Entries with figure data
%%

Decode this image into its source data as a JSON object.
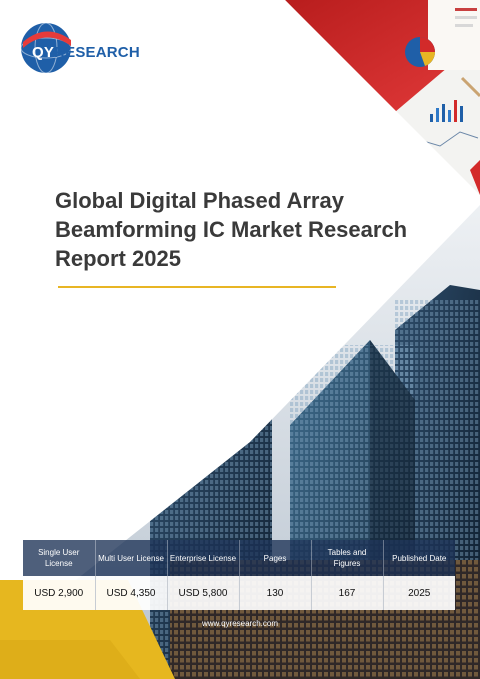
{
  "brand": {
    "logo_mark": "QY",
    "logo_rest": "RESEARCH"
  },
  "report": {
    "title": "Global Digital Phased Array Beamforming IC Market Research Report 2025"
  },
  "info_table": {
    "headers": [
      "Single User License",
      "Multi User License",
      "Enterprise License",
      "Pages",
      "Tables and Figures",
      "Published Date"
    ],
    "values": [
      "USD 2,900",
      "USD 4,350",
      "USD 5,800",
      "130",
      "167",
      "2025"
    ]
  },
  "footer": {
    "url": "www.qyresearch.com"
  },
  "colors": {
    "brand_blue": "#1f5fa8",
    "accent_red": "#d32a2a",
    "accent_yellow": "#e8b524",
    "table_header": "#1c3256"
  },
  "images": {
    "top_right": "business-charts-photo",
    "bottom": "city-skyscrapers-photo"
  }
}
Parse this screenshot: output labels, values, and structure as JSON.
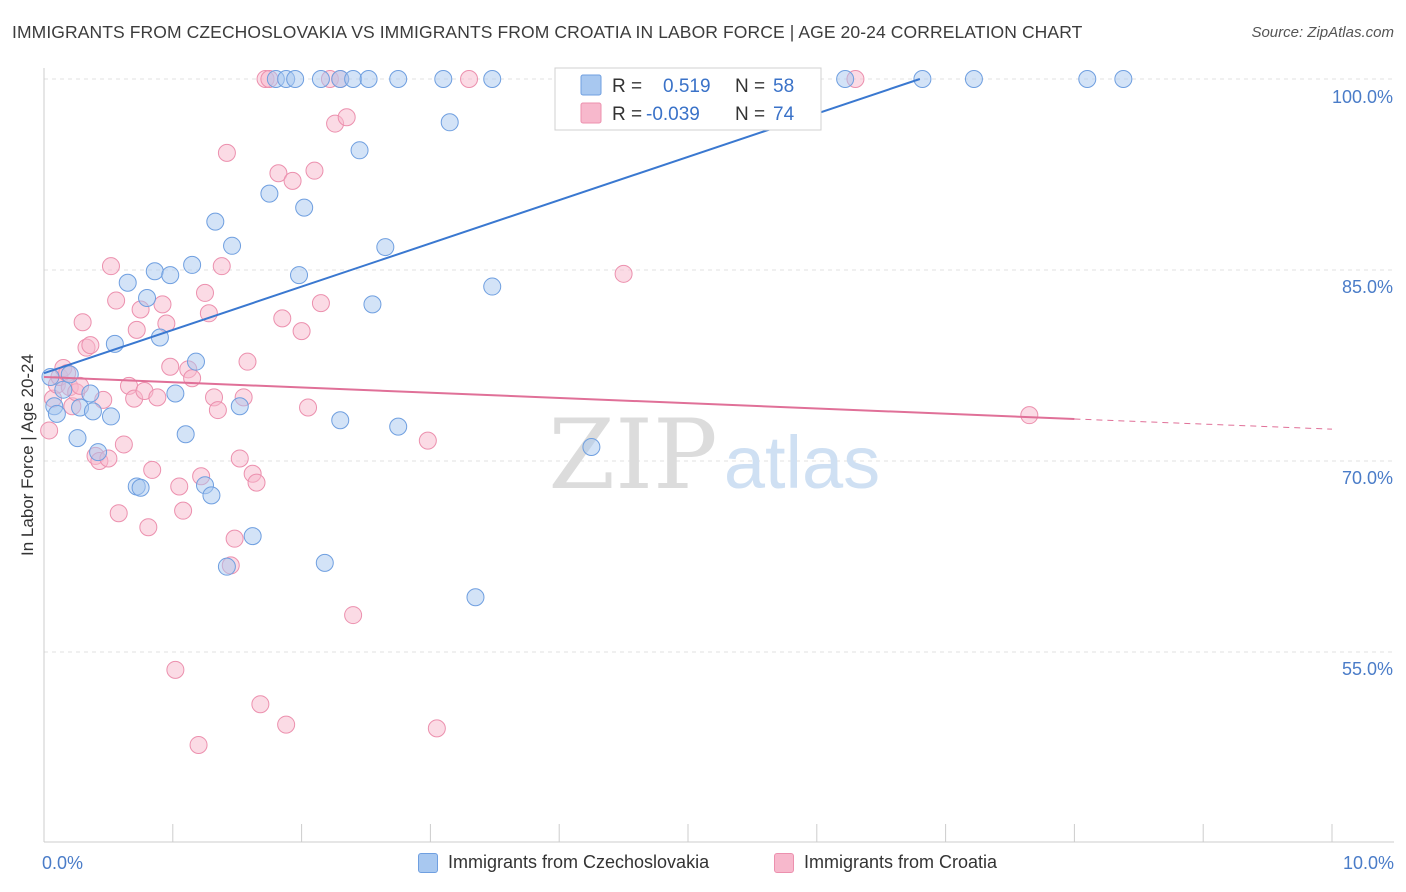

%%

▸ Aim:
All of the material above needs to be restated exactly, with no pictures.

▸ Completed exercise:
Decode this image into its source data as a JSON object.
{
  "brand": {
    "logo_mark": "QY",
    "logo_rest": "RESEARCH"
  },
  "report": {
    "title": "Global Digital Phased Array Beamforming IC Market Research Report 2025"
  },
  "info_table": {
    "headers": [
      "Single User License",
      "Multi User License",
      "Enterprise License",
      "Pages",
      "Tables and Figures",
      "Published Date"
    ],
    "values": [
      "USD 2,900",
      "USD 4,350",
      "USD 5,800",
      "130",
      "167",
      "2025"
    ]
  },
  "footer": {
    "url": "www.qyresearch.com"
  },
  "colors": {
    "brand_blue": "#1f5fa8",
    "accent_red": "#d32a2a",
    "accent_yellow": "#e8b524",
    "table_header": "#1c3256"
  },
  "images": {
    "top_right": "business-charts-photo",
    "bottom": "city-skyscrapers-photo"
  }
}
Parse this screenshot: output labels, values, and structure as JSON.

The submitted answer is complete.